#### MATERIAL SHOWN:
- - - - - - -

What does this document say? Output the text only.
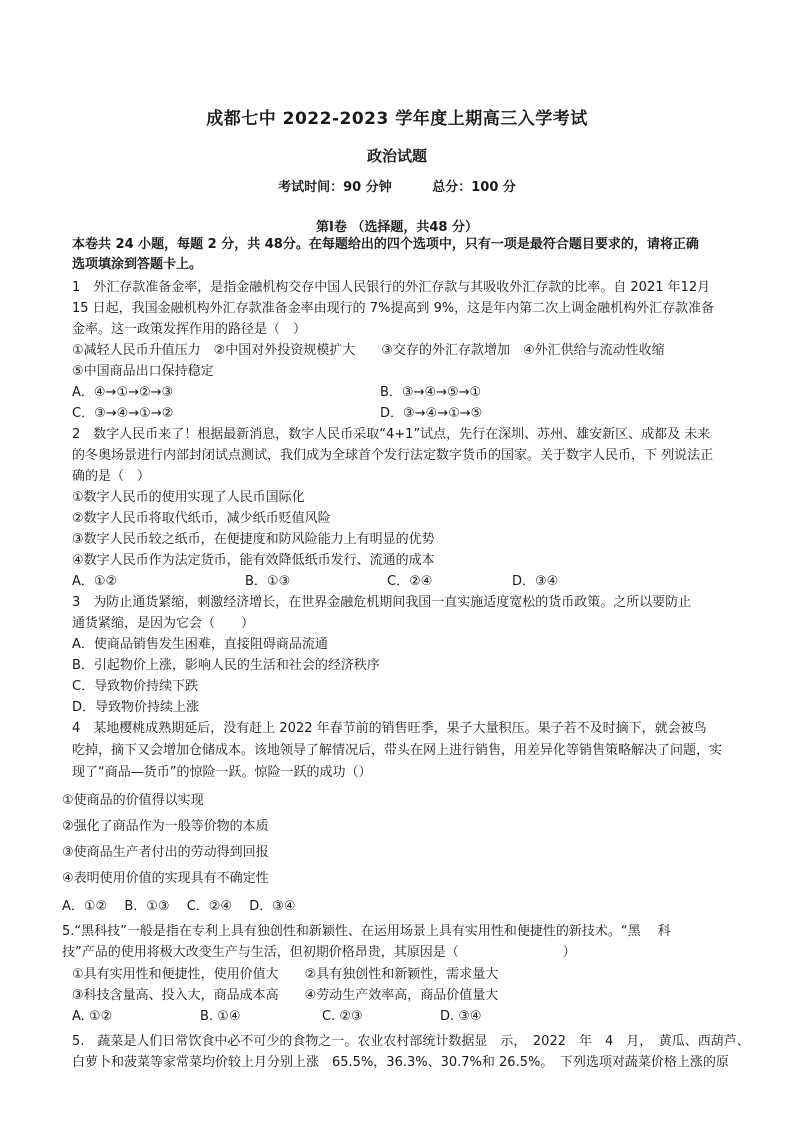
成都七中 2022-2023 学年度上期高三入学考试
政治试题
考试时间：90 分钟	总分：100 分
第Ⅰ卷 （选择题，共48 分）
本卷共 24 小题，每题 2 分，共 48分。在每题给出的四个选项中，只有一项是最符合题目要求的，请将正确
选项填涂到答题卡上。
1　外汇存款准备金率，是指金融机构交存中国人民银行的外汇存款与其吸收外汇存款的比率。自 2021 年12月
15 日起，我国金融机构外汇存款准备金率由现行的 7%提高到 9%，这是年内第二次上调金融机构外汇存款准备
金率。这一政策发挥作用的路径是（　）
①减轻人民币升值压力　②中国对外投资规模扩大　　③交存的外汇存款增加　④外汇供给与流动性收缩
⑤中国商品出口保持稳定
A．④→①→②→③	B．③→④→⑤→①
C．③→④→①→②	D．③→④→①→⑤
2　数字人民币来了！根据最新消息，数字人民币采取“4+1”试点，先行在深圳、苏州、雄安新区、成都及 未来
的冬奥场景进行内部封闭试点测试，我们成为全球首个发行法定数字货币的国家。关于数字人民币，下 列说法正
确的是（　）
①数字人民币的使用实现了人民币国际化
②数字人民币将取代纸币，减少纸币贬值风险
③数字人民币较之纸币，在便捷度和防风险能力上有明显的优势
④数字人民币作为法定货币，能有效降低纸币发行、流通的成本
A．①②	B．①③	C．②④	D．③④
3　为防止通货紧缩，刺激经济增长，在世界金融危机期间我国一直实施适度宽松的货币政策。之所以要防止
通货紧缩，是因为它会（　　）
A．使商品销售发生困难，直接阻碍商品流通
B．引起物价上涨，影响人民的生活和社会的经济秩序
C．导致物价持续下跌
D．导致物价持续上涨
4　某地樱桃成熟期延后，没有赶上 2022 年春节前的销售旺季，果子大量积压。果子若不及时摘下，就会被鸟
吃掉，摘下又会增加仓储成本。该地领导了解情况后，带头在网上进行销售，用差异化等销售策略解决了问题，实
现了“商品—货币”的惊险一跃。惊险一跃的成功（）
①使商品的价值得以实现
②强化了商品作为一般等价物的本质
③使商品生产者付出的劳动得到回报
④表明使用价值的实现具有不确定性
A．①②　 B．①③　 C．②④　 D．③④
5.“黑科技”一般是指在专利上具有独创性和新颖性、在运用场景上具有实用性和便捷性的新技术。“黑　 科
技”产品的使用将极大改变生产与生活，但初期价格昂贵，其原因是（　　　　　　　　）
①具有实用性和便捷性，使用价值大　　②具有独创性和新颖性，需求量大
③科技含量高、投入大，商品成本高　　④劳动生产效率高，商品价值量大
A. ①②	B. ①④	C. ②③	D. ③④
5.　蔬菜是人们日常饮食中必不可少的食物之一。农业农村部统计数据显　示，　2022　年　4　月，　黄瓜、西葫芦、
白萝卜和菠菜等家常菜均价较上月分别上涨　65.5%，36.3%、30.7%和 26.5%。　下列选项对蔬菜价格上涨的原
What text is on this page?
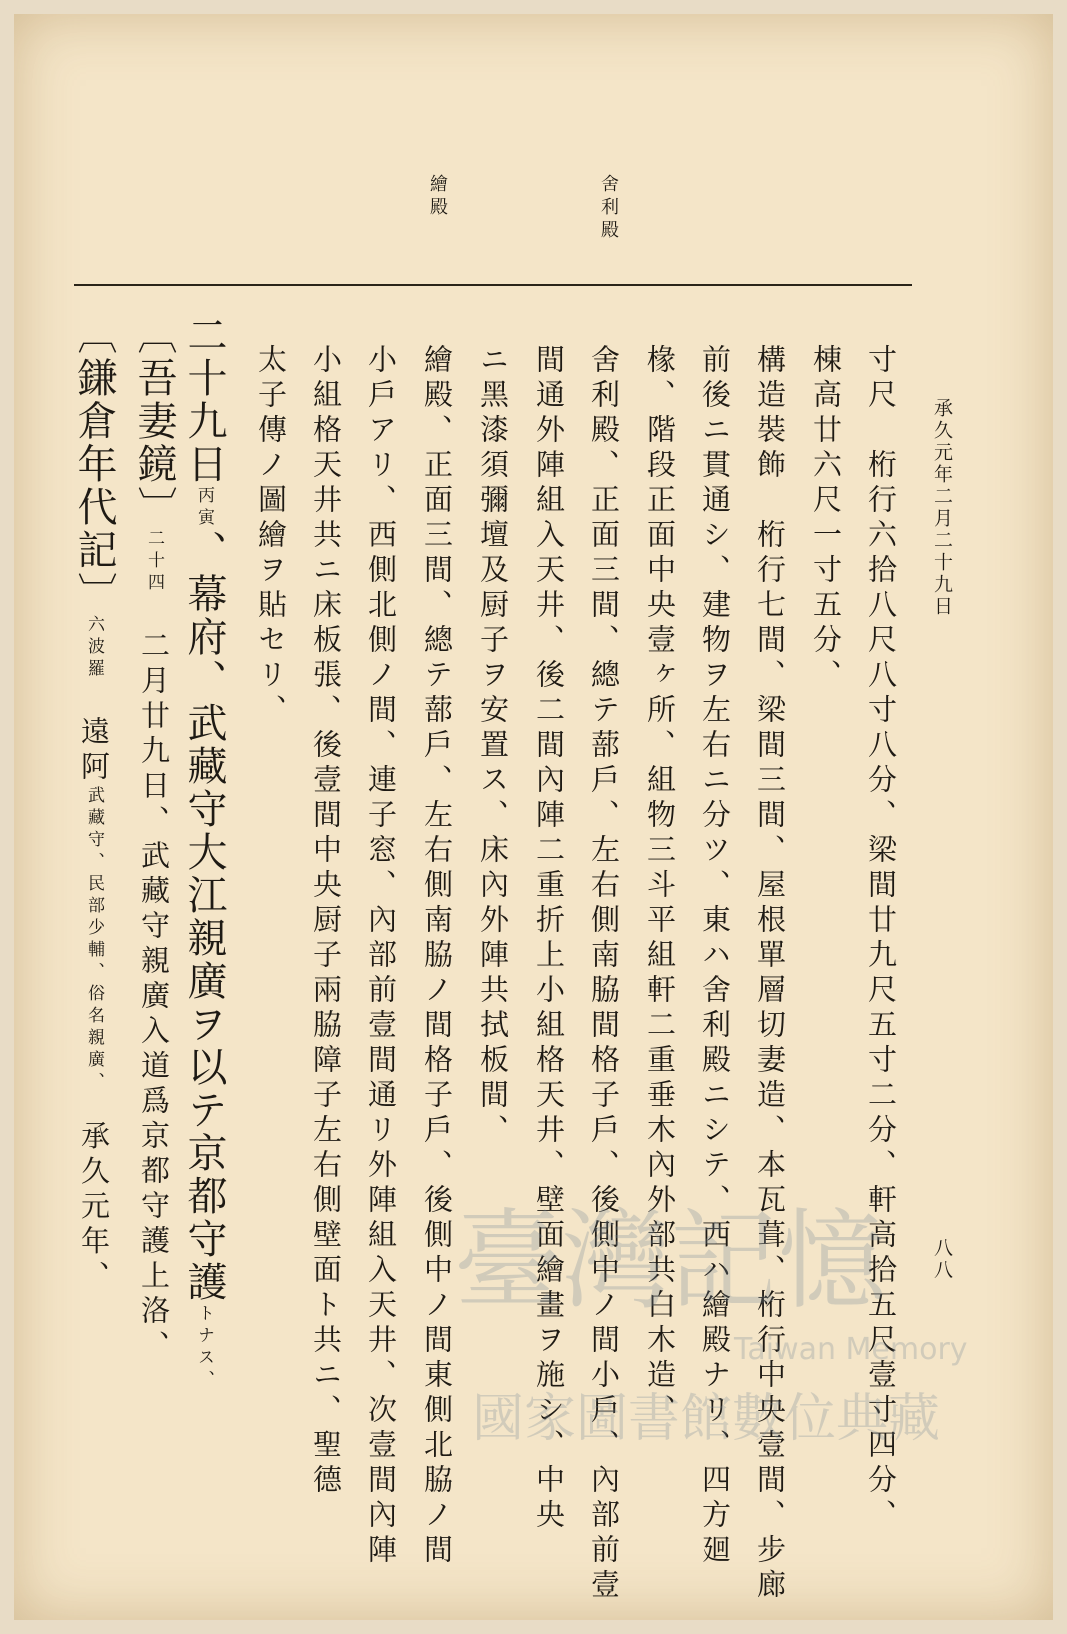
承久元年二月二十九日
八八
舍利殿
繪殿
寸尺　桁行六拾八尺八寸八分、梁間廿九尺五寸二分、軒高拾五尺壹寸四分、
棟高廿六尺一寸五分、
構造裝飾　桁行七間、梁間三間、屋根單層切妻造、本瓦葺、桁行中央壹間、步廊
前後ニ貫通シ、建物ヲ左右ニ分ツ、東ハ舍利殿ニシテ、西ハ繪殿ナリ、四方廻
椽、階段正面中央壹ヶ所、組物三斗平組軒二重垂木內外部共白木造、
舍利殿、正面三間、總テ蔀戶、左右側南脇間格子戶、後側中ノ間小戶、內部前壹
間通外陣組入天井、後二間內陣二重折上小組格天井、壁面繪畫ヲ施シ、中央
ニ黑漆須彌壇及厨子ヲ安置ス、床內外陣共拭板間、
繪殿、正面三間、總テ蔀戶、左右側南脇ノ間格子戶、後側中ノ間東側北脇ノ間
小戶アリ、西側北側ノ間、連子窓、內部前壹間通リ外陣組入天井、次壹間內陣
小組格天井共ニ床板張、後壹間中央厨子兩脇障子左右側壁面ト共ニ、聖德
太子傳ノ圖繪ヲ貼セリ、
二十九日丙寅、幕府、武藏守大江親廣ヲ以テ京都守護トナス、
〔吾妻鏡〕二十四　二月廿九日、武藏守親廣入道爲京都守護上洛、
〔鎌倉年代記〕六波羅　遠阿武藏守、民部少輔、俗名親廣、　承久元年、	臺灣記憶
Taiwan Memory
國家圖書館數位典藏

- - - - - - -

#### DIRECTION:
Reproduce the whole listing exactly, but not the images in it.

#### ANSWER TO THE TASK:
What does this document say? Output the text only.
成都七中 2022-2023 学年度上期高三入学考试
政治试题
考试时间：90 分钟	总分：100 分
第Ⅰ卷 （选择题，共48 分）
本卷共 24 小题，每题 2 分，共 48分。在每题给出的四个选项中，只有一项是最符合题目要求的，请将正确
选项填涂到答题卡上。
1　外汇存款准备金率，是指金融机构交存中国人民银行的外汇存款与其吸收外汇存款的比率。自 2021 年12月
15 日起，我国金融机构外汇存款准备金率由现行的 7%提高到 9%，这是年内第二次上调金融机构外汇存款准备
金率。这一政策发挥作用的路径是（　）
①减轻人民币升值压力　②中国对外投资规模扩大　　③交存的外汇存款增加　④外汇供给与流动性收缩
⑤中国商品出口保持稳定
A．④→①→②→③	B．③→④→⑤→①
C．③→④→①→②	D．③→④→①→⑤
2　数字人民币来了！根据最新消息，数字人民币采取“4+1”试点，先行在深圳、苏州、雄安新区、成都及 未来
的冬奥场景进行内部封闭试点测试，我们成为全球首个发行法定数字货币的国家。关于数字人民币，下 列说法正
确的是（　）
①数字人民币的使用实现了人民币国际化
②数字人民币将取代纸币，减少纸币贬值风险
③数字人民币较之纸币，在便捷度和防风险能力上有明显的优势
④数字人民币作为法定货币，能有效降低纸币发行、流通的成本
A．①②	B．①③	C．②④	D．③④
3　为防止通货紧缩，刺激经济增长，在世界金融危机期间我国一直实施适度宽松的货币政策。之所以要防止
通货紧缩，是因为它会（　　）
A．使商品销售发生困难，直接阻碍商品流通
B．引起物价上涨，影响人民的生活和社会的经济秩序
C．导致物价持续下跌
D．导致物价持续上涨
4　某地樱桃成熟期延后，没有赶上 2022 年春节前的销售旺季，果子大量积压。果子若不及时摘下，就会被鸟
吃掉，摘下又会增加仓储成本。该地领导了解情况后，带头在网上进行销售，用差异化等销售策略解决了问题，实
现了“商品—货币”的惊险一跃。惊险一跃的成功（）
①使商品的价值得以实现
②强化了商品作为一般等价物的本质
③使商品生产者付出的劳动得到回报
④表明使用价值的实现具有不确定性
A．①②　 B．①③　 C．②④　 D．③④
5.“黑科技”一般是指在专利上具有独创性和新颖性、在运用场景上具有实用性和便捷性的新技术。“黑　 科
技”产品的使用将极大改变生产与生活，但初期价格昂贵，其原因是（　　　　　　　　）
①具有实用性和便捷性，使用价值大　　②具有独创性和新颖性，需求量大
③科技含量高、投入大，商品成本高　　④劳动生产效率高，商品价值量大
A. ①②	B. ①④	C. ②③	D. ③④
5.　蔬菜是人们日常饮食中必不可少的食物之一。农业农村部统计数据显　示，　2022　年　4　月，　黄瓜、西葫芦、
白萝卜和菠菜等家常菜均价较上月分别上涨　65.5%，36.3%、30.7%和 26.5%。　下列选项对蔬菜价格上涨的原
What text is on this page?
承久元年二月二十九日
八八
舍利殿
繪殿
寸尺　桁行六拾八尺八寸八分、梁間廿九尺五寸二分、軒高拾五尺壹寸四分、
棟高廿六尺一寸五分、
構造裝飾　桁行七間、梁間三間、屋根單層切妻造、本瓦葺、桁行中央壹間、步廊
前後ニ貫通シ、建物ヲ左右ニ分ツ、東ハ舍利殿ニシテ、西ハ繪殿ナリ、四方廻
椽、階段正面中央壹ヶ所、組物三斗平組軒二重垂木內外部共白木造、
舍利殿、正面三間、總テ蔀戶、左右側南脇間格子戶、後側中ノ間小戶、內部前壹
間通外陣組入天井、後二間內陣二重折上小組格天井、壁面繪畫ヲ施シ、中央
ニ黑漆須彌壇及厨子ヲ安置ス、床內外陣共拭板間、
繪殿、正面三間、總テ蔀戶、左右側南脇ノ間格子戶、後側中ノ間東側北脇ノ間
小戶アリ、西側北側ノ間、連子窓、內部前壹間通リ外陣組入天井、次壹間內陣
小組格天井共ニ床板張、後壹間中央厨子兩脇障子左右側壁面ト共ニ、聖德
太子傳ノ圖繪ヲ貼セリ、
二十九日丙寅、幕府、武藏守大江親廣ヲ以テ京都守護トナス、
〔吾妻鏡〕二十四　二月廿九日、武藏守親廣入道爲京都守護上洛、
〔鎌倉年代記〕六波羅　遠阿武藏守、民部少輔、俗名親廣、　承久元年、	臺灣記憶
Taiwan Memory
國家圖書館數位典藏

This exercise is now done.